**Exercise prompt:** Return the whole listing, line for line, without the pictures in it.
[BEGIN Data provided]
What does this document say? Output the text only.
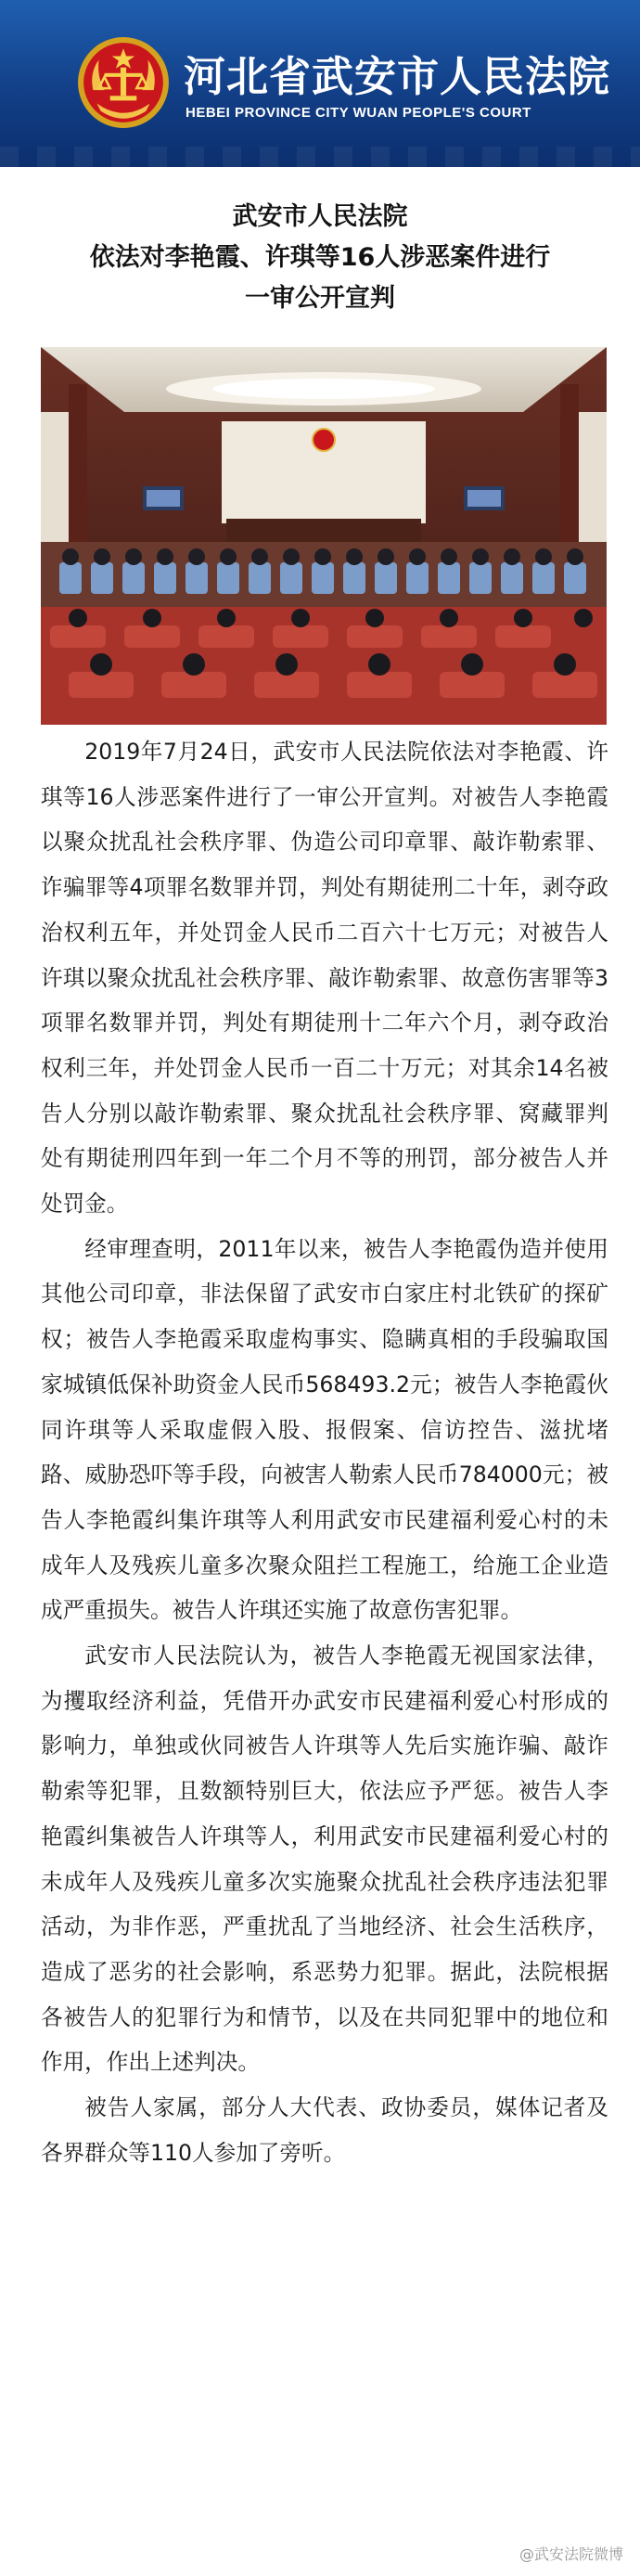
河北省武安市人民法院
HEBEI PROVINCE CITY WUAN PEOPLE'S COURT
武安市人民法院
依法对李艳霞、许琪等16人涉恶案件进行
一审公开宣判

2019年7月24日，武安市人民法院依法对李艳霞、许琪等16人涉恶案件进行了一审公开宣判。对被告人李艳霞以聚众扰乱社会秩序罪、伪造公司印章罪、敲诈勒索罪、诈骗罪等4项罪名数罪并罚，判处有期徒刑二十年，剥夺政治权利五年，并处罚金人民币二百六十七万元；对被告人许琪以聚众扰乱社会秩序罪、敲诈勒索罪、故意伤害罪等3项罪名数罪并罚，判处有期徒刑十二年六个月，剥夺政治权利三年，并处罚金人民币一百二十万元；对其余14名被告人分别以敲诈勒索罪、聚众扰乱社会秩序罪、窝藏罪判处有期徒刑四年到一年二个月不等的刑罚，部分被告人并处罚金。

经审理查明，2011年以来，被告人李艳霞伪造并使用其他公司印章，非法保留了武安市白家庄村北铁矿的探矿权；被告人李艳霞采取虚构事实、隐瞒真相的手段骗取国家城镇低保补助资金人民币568493.2元；被告人李艳霞伙同许琪等人采取虚假入股、报假案、信访控告、滋扰堵路、威胁恐吓等手段，向被害人勒索人民币784000元；被告人李艳霞纠集许琪等人利用武安市民建福利爱心村的未成年人及残疾儿童多次聚众阻拦工程施工，给施工企业造成严重损失。被告人许琪还实施了故意伤害犯罪。

武安市人民法院认为，被告人李艳霞无视国家法律，为攫取经济利益，凭借开办武安市民建福利爱心村形成的影响力，单独或伙同被告人许琪等人先后实施诈骗、敲诈勒索等犯罪，且数额特别巨大，依法应予严惩。被告人李艳霞纠集被告人许琪等人，利用武安市民建福利爱心村的未成年人及残疾儿童多次实施聚众扰乱社会秩序违法犯罪活动，为非作恶，严重扰乱了当地经济、社会生活秩序，造成了恶劣的社会影响，系恶势力犯罪。据此，法院根据各被告人的犯罪行为和情节，以及在共同犯罪中的地位和作用，作出上述判决。

被告人家属，部分人大代表、政协委员，媒体记者及各界群众等110人参加了旁听。

@武安法院微博
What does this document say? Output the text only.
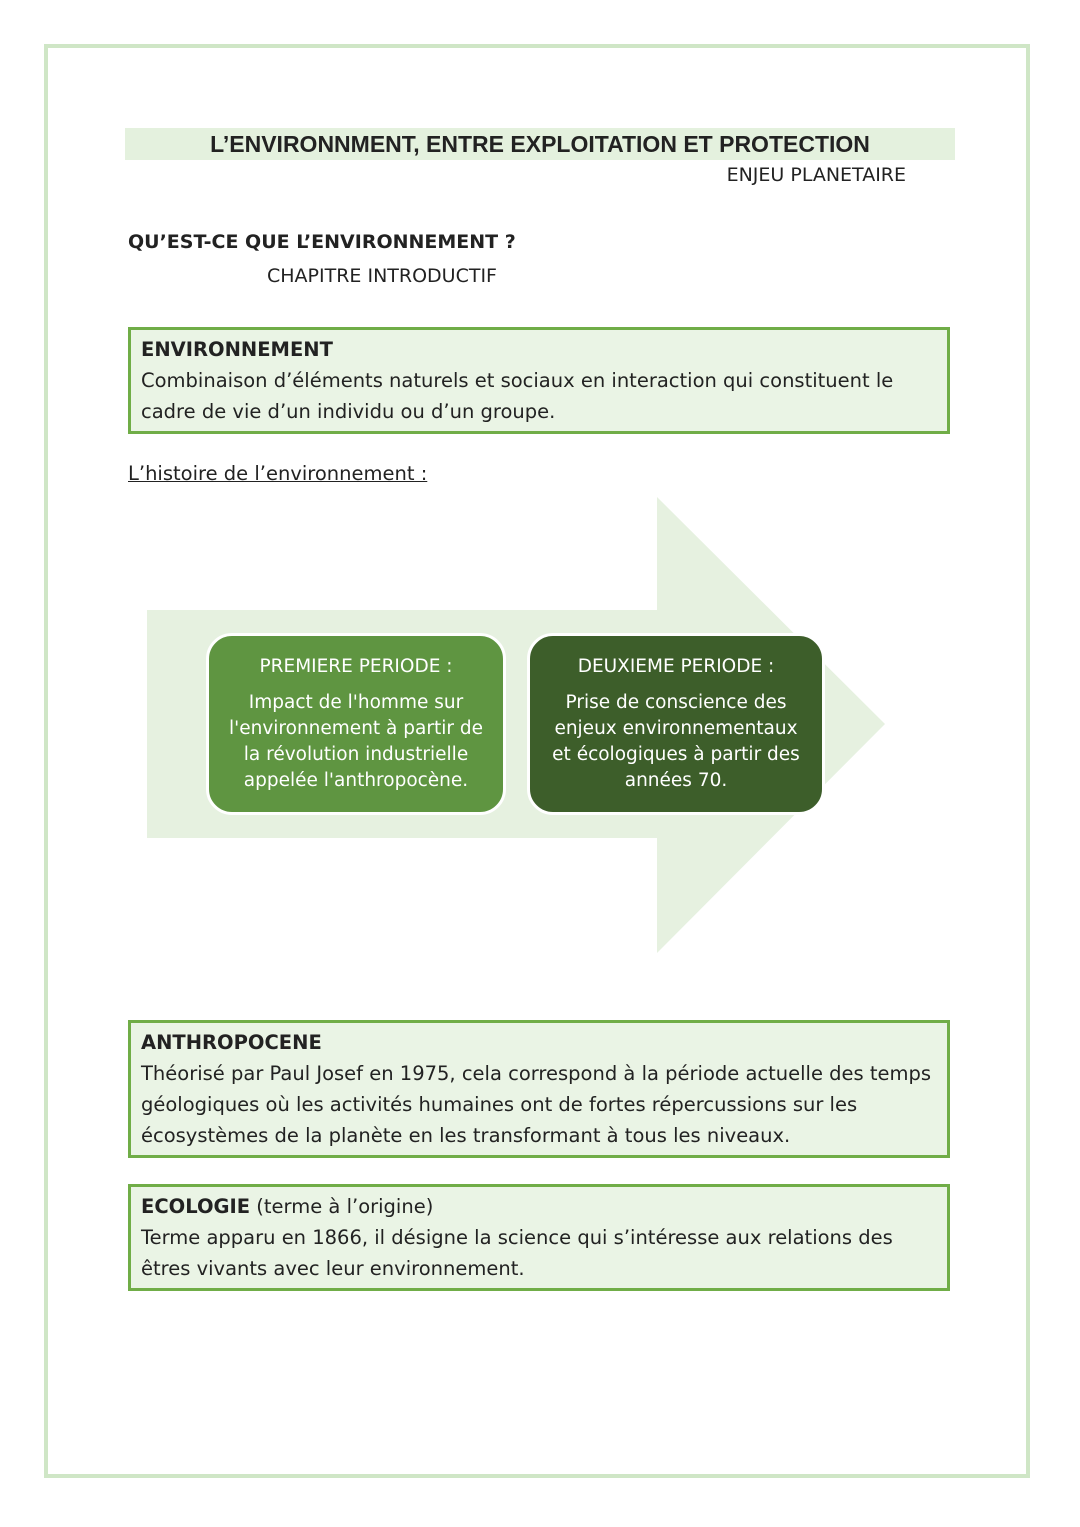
L’ENVIRONNMENT, ENTRE EXPLOITATION ET PROTECTION
ENJEU PLANETAIRE
QU’EST-CE QUE L’ENVIRONNEMENT ?
CHAPITRE INTRODUCTIF
ENVIRONNEMENT
Combinaison d’éléments naturels et sociaux en interaction qui constituent le cadre de vie d’un individu ou d’un groupe.
L’histoire de l’environnement :
PREMIERE PERIODE :
Impact de l'homme sur l'environnement à partir de la révolution industrielle appelée l'anthropocène.
DEUXIEME PERIODE :
Prise de conscience des enjeux environnementaux et écologiques à partir des années 70.
ANTHROPOCENE
Théorisé par Paul Josef en 1975, cela correspond à la période actuelle des temps géologiques où les activités humaines ont de fortes répercussions sur les écosystèmes de la planète en les transformant à tous les niveaux.
ECOLOGIE (terme à l’origine)
Terme apparu en 1866, il désigne la science qui s’intéresse aux relations des êtres vivants avec leur environnement.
[END Data provided]
**Exercise answer:**
What does this document say? Output the text only.
河北省武安市人民法院
HEBEI PROVINCE CITY WUAN PEOPLE'S COURT
武安市人民法院
依法对李艳霞、许琪等16人涉恶案件进行
一审公开宣判

2019年7月24日，武安市人民法院依法对李艳霞、许琪等16人涉恶案件进行了一审公开宣判。对被告人李艳霞以聚众扰乱社会秩序罪、伪造公司印章罪、敲诈勒索罪、诈骗罪等4项罪名数罪并罚，判处有期徒刑二十年，剥夺政治权利五年，并处罚金人民币二百六十七万元；对被告人许琪以聚众扰乱社会秩序罪、敲诈勒索罪、故意伤害罪等3项罪名数罪并罚，判处有期徒刑十二年六个月，剥夺政治权利三年，并处罚金人民币一百二十万元；对其余14名被告人分别以敲诈勒索罪、聚众扰乱社会秩序罪、窝藏罪判处有期徒刑四年到一年二个月不等的刑罚，部分被告人并处罚金。

经审理查明，2011年以来，被告人李艳霞伪造并使用其他公司印章，非法保留了武安市白家庄村北铁矿的探矿权；被告人李艳霞采取虚构事实、隐瞒真相的手段骗取国家城镇低保补助资金人民币568493.2元；被告人李艳霞伙同许琪等人采取虚假入股、报假案、信访控告、滋扰堵路、威胁恐吓等手段，向被害人勒索人民币784000元；被告人李艳霞纠集许琪等人利用武安市民建福利爱心村的未成年人及残疾儿童多次聚众阻拦工程施工，给施工企业造成严重损失。被告人许琪还实施了故意伤害犯罪。

武安市人民法院认为，被告人李艳霞无视国家法律，为攫取经济利益，凭借开办武安市民建福利爱心村形成的影响力，单独或伙同被告人许琪等人先后实施诈骗、敲诈勒索等犯罪，且数额特别巨大，依法应予严惩。被告人李艳霞纠集被告人许琪等人，利用武安市民建福利爱心村的未成年人及残疾儿童多次实施聚众扰乱社会秩序违法犯罪活动，为非作恶，严重扰乱了当地经济、社会生活秩序，造成了恶劣的社会影响，系恶势力犯罪。据此，法院根据各被告人的犯罪行为和情节，以及在共同犯罪中的地位和作用，作出上述判决。

被告人家属，部分人大代表、政协委员，媒体记者及各界群众等110人参加了旁听。

@武安法院微博
What does this document say? Output the text only.
L’ENVIRONNMENT, ENTRE EXPLOITATION ET PROTECTION
ENJEU PLANETAIRE
QU’EST-CE QUE L’ENVIRONNEMENT ?
CHAPITRE INTRODUCTIF
ENVIRONNEMENT
Combinaison d’éléments naturels et sociaux en interaction qui constituent le cadre de vie d’un individu ou d’un groupe.
L’histoire de l’environnement :
PREMIERE PERIODE :
Impact de l'homme sur l'environnement à partir de la révolution industrielle appelée l'anthropocène.
DEUXIEME PERIODE :
Prise de conscience des enjeux environnementaux et écologiques à partir des années 70.
ANTHROPOCENE
Théorisé par Paul Josef en 1975, cela correspond à la période actuelle des temps géologiques où les activités humaines ont de fortes répercussions sur les écosystèmes de la planète en les transformant à tous les niveaux.
ECOLOGIE (terme à l’origine)
Terme apparu en 1866, il désigne la science qui s’intéresse aux relations des êtres vivants avec leur environnement.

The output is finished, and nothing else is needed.